→ **Records for this task**:
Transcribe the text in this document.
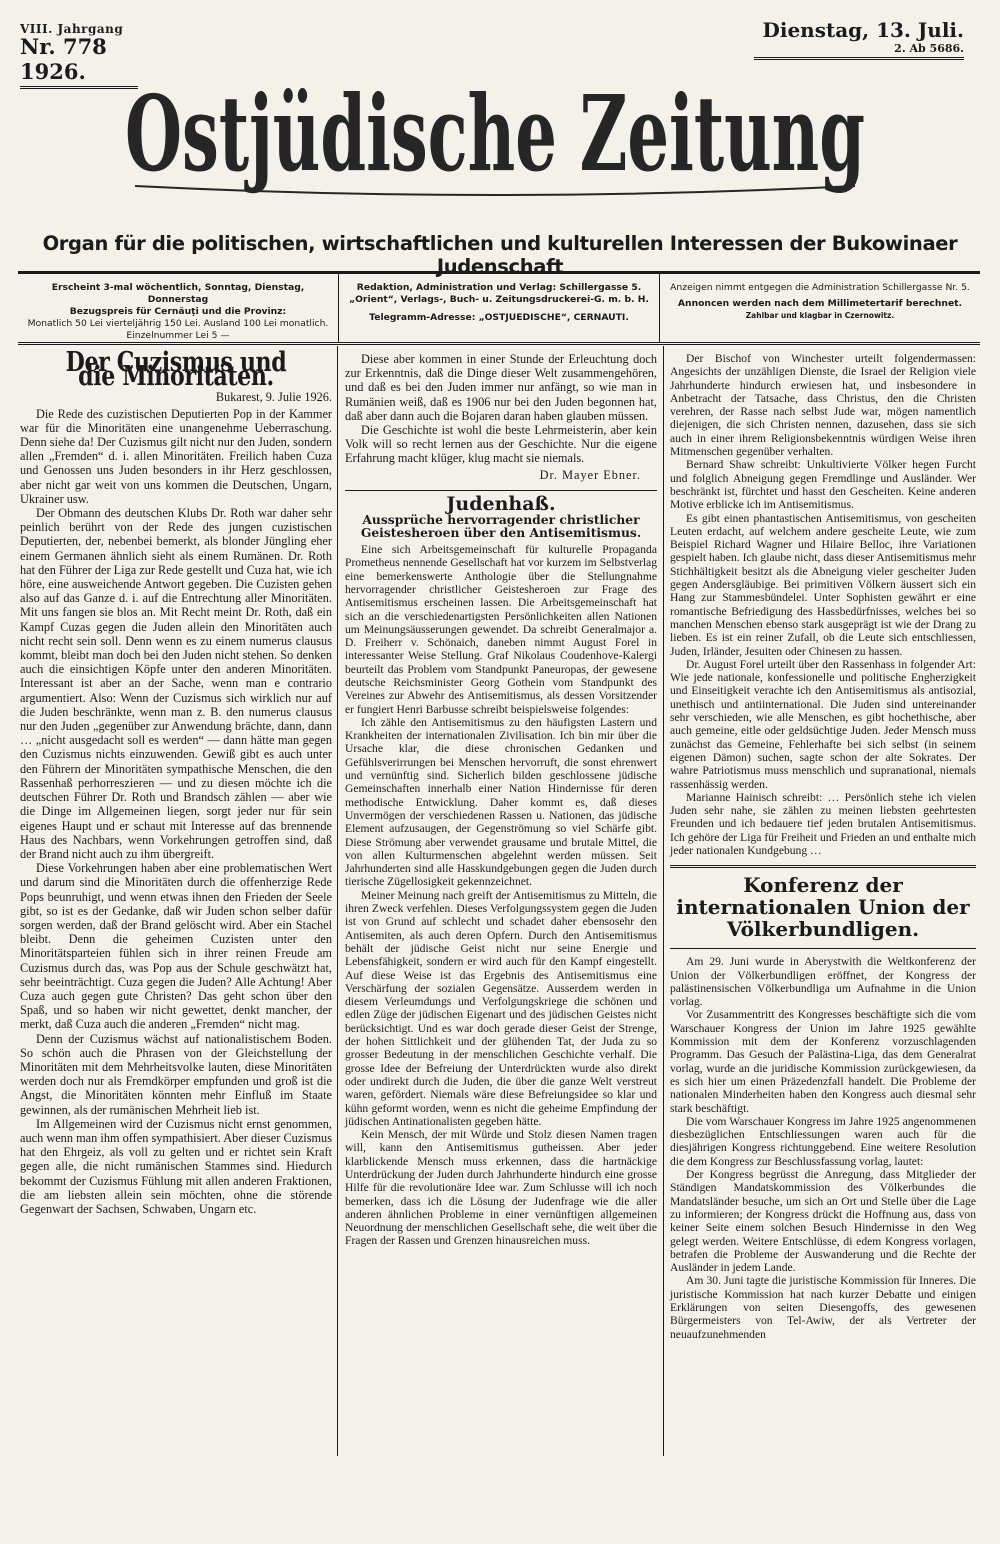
VIII. Jahrgang
Nr. 778 1926.
Dienstag, 13. Juli.
2. Ab 5686.
Ostjüdische Zeitung
Organ für die politischen, wirtschaftlichen und kulturellen Interessen der Bukowinaer Judenschaft
Erscheint 3-mal wöchentlich, Sonntag, Dienstag, Donnerstag
Bezugspreis für Cernăuţi und die Provinz:
Monatlich 50 Lei vierteljährig 150 Lei. Ausland 100 Lei monatlich.
Einzelnummer Lei 5 —
Redaktion, Administration und Verlag: Schillergasse 5.
„Orient“, Verlags-, Buch- u. Zeitungsdruckerei-G. m. b. H.
Telegramm-Adresse: „OSTJUEDISCHE“, CERNAUTI.
Anzeigen nimmt entgegen die Administration Schillergasse Nr. 5.
Annoncen werden nach dem Millimetertarif berechnet.
Zahlbar und klagbar in Czernowitz.
Der Cuzismus und die Minoritäten.
Bukarest, 9. Julie 1926.

Die Rede des cuzistischen Deputierten Pop in der Kammer war für die Minoritäten eine unangenehme Ueberraschung. Denn siehe da! Der Cuzismus gilt nicht nur den Juden, sondern allen „Fremden“ d. i. allen Minoritäten. Freilich haben Cuza und Genossen uns Juden besonders in ihr Herz geschlossen, aber nicht gar weit von uns kommen die Deutschen, Ungarn, Ukrainer usw.

Der Obmann des deutschen Klubs Dr. Roth war daher sehr peinlich berührt von der Rede des jungen cuzistischen Deputierten, der, nebenbei bemerkt, als blonder Jüngling eher einem Germanen ähnlich sieht als einem Rumänen. Dr. Roth hat den Führer der Liga zur Rede gestellt und Cuza hat, wie ich höre, eine ausweichende Antwort gegeben. Die Cuzisten gehen also auf das Ganze d. i. auf die Entrechtung aller Minoritäten. Mit uns fangen sie blos an. Mit Recht meint Dr. Roth, daß ein Kampf Cuzas gegen die Juden allein den Minoritäten auch nicht recht sein soll. Denn wenn es zu einem numerus clausus kommt, bleibt man doch bei den Juden nicht stehen. So denken auch die einsichtigen Köpfe unter den anderen Minoritäten. Interessant ist aber an der Sache, wenn man e contrario argumentiert. Also: Wenn der Cuzismus sich wirklich nur auf die Juden beschränkte, wenn man z. B. den numerus clausus nur den Juden „gegenüber zur Anwendung brächte, dann, dann … „nicht ausgedacht soll es werden“ — dann hätte man gegen den Cuzismus nichts einzuwenden. Gewiß gibt es auch unter den Führern der Minoritäten sympathische Menschen, die den Rassenhaß perhorreszieren — und zu diesen möchte ich die deutschen Führer Dr. Roth und Brandsch zählen — aber wie die Dinge im Allgemeinen liegen, sorgt jeder nur für sein eigenes Haupt und er schaut mit Interesse auf das brennende Haus des Nachbars, wenn Vorkehrungen getroffen sind, daß der Brand nicht auch zu ihm übergreift.

Diese Vorkehrungen haben aber eine problematischen Wert und darum sind die Minoritäten durch die offenherzige Rede Pops beunruhigt, und wenn etwas ihnen den Frieden der Seele gibt, so ist es der Gedanke, daß wir Juden schon selber dafür sorgen werden, daß der Brand gelöscht wird. Aber ein Stachel bleibt. Denn die geheimen Cuzisten unter den Minoritätsparteien fühlen sich in ihrer reinen Freude am Cuzismus durch das, was Pop aus der Schule geschwätzt hat, sehr beeinträchtigt. Cuza gegen die Juden? Alle Achtung! Aber Cuza auch gegen gute Christen? Das geht schon über den Spaß, und so haben wir nicht gewettet, denkt mancher, der merkt, daß Cuza auch die anderen „Fremden“ nicht mag.

Denn der Cuzismus wächst auf nationalistischem Boden. So schön auch die Phrasen von der Gleichstellung der Minoritäten mit dem Mehrheitsvolke lauten, diese Minoritäten werden doch nur als Fremdkörper empfunden und groß ist die Angst, die Minoritäten könnten mehr Einfluß im Staate gewinnen, als der rumänischen Mehrheit lieb ist.

Im Allgemeinen wird der Cuzismus nicht ernst genommen, auch wenn man ihm offen sympathisiert. Aber dieser Cuzismus hat den Ehrgeiz, als voll zu gelten und er richtet sein Kraft gegen alle, die nicht rumänischen Stammes sind. Hiedurch bekommt der Cuzismus Fühlung mit allen anderen Fraktionen, die am liebsten allein sein möchten, ohne die störende Gegenwart der Sachsen, Schwaben, Ungarn etc.

Diese aber kommen in einer Stunde der Erleuchtung doch zur Erkenntnis, daß die Dinge dieser Welt zusammengehören, und daß es bei den Juden immer nur anfängt, so wie man in Rumänien weiß, daß es 1906 nur bei den Juden begonnen hat, daß aber dann auch die Bojaren daran haben glauben müssen.

Die Geschichte ist wohl die beste Lehrmeisterin, aber kein Volk will so recht lernen aus der Geschichte. Nur die eigene Erfahrung macht klüger, klug macht sie niemals.

Dr. Mayer Ebner.
Judenhaß.
Aussprüche hervorragender christlicher Geistesheroen über den Antisemitismus.

Eine sich Arbeitsgemeinschaft für kulturelle Propaganda Prometheus nennende Gesellschaft hat vor kurzem im Selbstverlag eine bemerkenswerte Anthologie über die Stellungnahme hervorragender christlicher Geistesheroen zur Frage des Antisemitismus erscheinen lassen. Die Arbeitsgemeinschaft hat sich an die verschiedenartigsten Persönlichkeiten allen Nationen um Meinungsäusserungen gewendet. Da schreibt Generalmajor a. D. Freiherr v. Schönaich, daneben nimmt August Forel in interessanter Weise Stellung. Graf Nikolaus Coudenhove-Kalergi beurteilt das Problem vom Standpunkt Paneuropas, der gewesene deutsche Reichsminister Georg Gothein vom Standpunkt des Vereines zur Abwehr des Antisemitismus, als dessen Vorsitzender er fungiert Henri Barbusse schreibt beispielsweise folgendes:

Ich zähle den Antisemitismus zu den häufigsten Lastern und Krankheiten der internationalen Zivilisation. Ich bin mir über die Ursache klar, die diese chronischen Gedanken und Gefühlsverirrungen bei Menschen hervorruft, die sonst ehrenwert und vernünftig sind. Sicherlich bilden geschlossene jüdische Gemeinschaften innerhalb einer Nation Hindernisse für deren methodische Entwicklung. Daher kommt es, daß dieses Unvermögen der verschiedenen Rassen u. Nationen, das jüdische Element aufzusaugen, der Gegenströmung so viel Schärfe gibt. Diese Strömung aber verwendet grausame und brutale Mittel, die von allen Kulturmenschen abgelehnt werden müssen. Seit Jahrhunderten sind alle Hasskundgebungen gegen die Juden durch tierische Zügellosigkeit gekennzeichnet.

Meiner Meinung nach greift der Antisemitismus zu Mitteln, die ihren Zweck verfehlen. Dieses Verfolgungssystem gegen die Juden ist von Grund auf schlecht und schadet daher ebensosehr den Antisemiten, als auch deren Opfern. Durch den Antisemitismus behält der jüdische Geist nicht nur seine Energie und Lebensfähigkeit, sondern er wird auch für den Kampf eingestellt. Auf diese Weise ist das Ergebnis des Antisemitismus eine Verschärfung der sozialen Gegensätze. Ausserdem werden in diesem Verleumdungs und Verfolgungskriege die schönen und edlen Züge der jüdischen Eigenart und des jüdischen Geistes nicht berücksichtigt. Und es war doch gerade dieser Geist der Strenge, der hohen Sittlichkeit und der glühenden Tat, der Juda zu so grosser Bedeutung in der menschlichen Geschichte verhalf. Die grosse Idee der Befreiung der Unterdrückten wurde also direkt oder undirekt durch die Juden, die über die ganze Welt verstreut waren, gefördert. Niemals wäre diese Befreiungsidee so klar und kühn geformt worden, wenn es nicht die geheime Empfindung der jüdischen Antinationalisten gegeben hätte.

Kein Mensch, der mit Würde und Stolz diesen Namen tragen will, kann den Antisemitismus gutheissen. Aber jeder klarblickende Mensch muss erkennen, dass die hartnäckige Unterdrückung der Juden durch Jahrhunderte hindurch eine grosse Hilfe für die revolutionäre Idee war. Zum Schlusse will ich noch bemerken, dass ich die Lösung der Judenfrage wie die aller anderen ähnlichen Probleme in einer vernünftigen allgemeinen Neuordnung der menschlichen Gesellschaft sehe, die weit über die Fragen der Rassen und Grenzen hinausreichen muss.

Der Bischof von Winchester urteilt folgendermassen: Angesichts der unzähligen Dienste, die Israel der Religion viele Jahrhunderte hindurch erwiesen hat, und insbesondere in Anbetracht der Tatsache, dass Christus, den die Christen verehren, der Rasse nach selbst Jude war, mögen namentlich diejenigen, die sich Christen nennen, dazusehen, dass sie sich auch in einer ihrem Religionsbekenntnis würdigen Weise ihren Mitmenschen gegenüber verhalten.

Bernard Shaw schreibt: Unkultivierte Völker hegen Furcht und folglich Abneigung gegen Fremdlinge und Ausländer. Wer beschränkt ist, fürchtet und hasst den Gescheiten. Keine anderen Motive erblicke ich im Antisemitismus.

Es gibt einen phantastischen Antisemitismus, von gescheiten Leuten erdacht, auf welchem andere gescheite Leute, wie zum Beispiel Richard Wagner und Hilaire Belloc, ihre Variationen gespielt haben. Ich glaube nicht, dass dieser Antisemitismus mehr Stichhältigkeit besitzt als die Abneigung vieler gescheiter Juden gegen Andersgläubige. Bei primitiven Völkern äussert sich ein Hang zur Stammesbündelei. Unter Sophisten gewährt er eine romantische Befriedigung des Hassbedürfnisses, welches bei so manchen Menschen ebenso stark ausgeprägt ist wie der Drang zu lieben. Es ist ein reiner Zufall, ob die Leute sich entschliessen, Juden, Irländer, Jesuiten oder Chinesen zu hassen.

Dr. August Forel urteilt über den Rassenhass in folgender Art: Wie jede nationale, konfessionelle und politische Engherzigkeit und Einseitigkeit verachte ich den Antisemitismus als antisozial, unethisch und antiinternational. Die Juden sind untereinander sehr verschieden, wie alle Menschen, es gibt hochethische, aber auch gemeine, eitle oder geldsüchtige Juden. Jeder Mensch muss zunächst das Gemeine, Fehlerhafte bei sich selbst (in seinem eigenen Dämon) suchen, sagte schon der alte Sokrates. Der wahre Patriotismus muss menschlich und supranational, niemals rassenhässig werden.

Marianne Hainisch schreibt: … Persönlich stehe ich vielen Juden sehr nahe, sie zählen zu meinen liebsten geehrtesten Freunden und ich bedauere tief jeden brutalen Antisemitismus. Ich gehöre der Liga für Freiheit und Frieden an und enthalte mich jeder nationalen Kundgebung …

Konferenz der internationalen Union der Völkerbundligen.

Am 29. Juni wurde in Aberystwith die Weltkonferenz der Union der Völkerbundligen eröffnet, der Kongress der palästinensischen Völkerbundliga um Aufnahme in die Union vorlag.

Vor Zusammentritt des Kongresses beschäftigte sich die vom Warschauer Kongress der Union im Jahre 1925 gewählte Kommission mit dem der Konferenz vorzuschlagenden Programm. Das Gesuch der Palästina-Liga, das dem Generalrat vorlag, wurde an die juridische Kommission zurückgewiesen, da es sich hier um einen Präzedenzfall handelt. Die Probleme der nationalen Minderheiten haben den Kongress auch diesmal sehr stark beschäftigt.

Die vom Warschauer Kongress im Jahre 1925 angenommenen diesbezüglichen Entschliessungen waren auch für die diesjährigen Kongress richtunggebend. Eine weitere Resolution die dem Kongress zur Beschlussfassung vorlag, lautet:

Der Kongress begrüsst die Anregung, dass Mitglieder der Ständigen Mandatskommission des Völkerbundes die Mandatsländer besuche, um sich an Ort und Stelle über die Lage zu informieren; der Kongress drückt die Hoffnung aus, dass von keiner Seite einem solchen Besuch Hindernisse in den Weg gelegt werden. Weitere Entschlüsse, di edem Kongress vorlagen, betrafen die Probleme der Auswanderung und die Rechte der Ausländer in jedem Lande.

Am 30. Juni tagte die juristische Kommission für Inneres. Die juristische Kommission hat nach kurzer Debatte und einigen Erklärungen von seiten Diesengoffs, des gewesenen Bürgermeisters von Tel-Awiw, der als Vertreter der neuaufzunehmenden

→ **Prompt**: Note how many lines in the material hold the word "Union", and give that number by itself.

→ **Expected output**: 3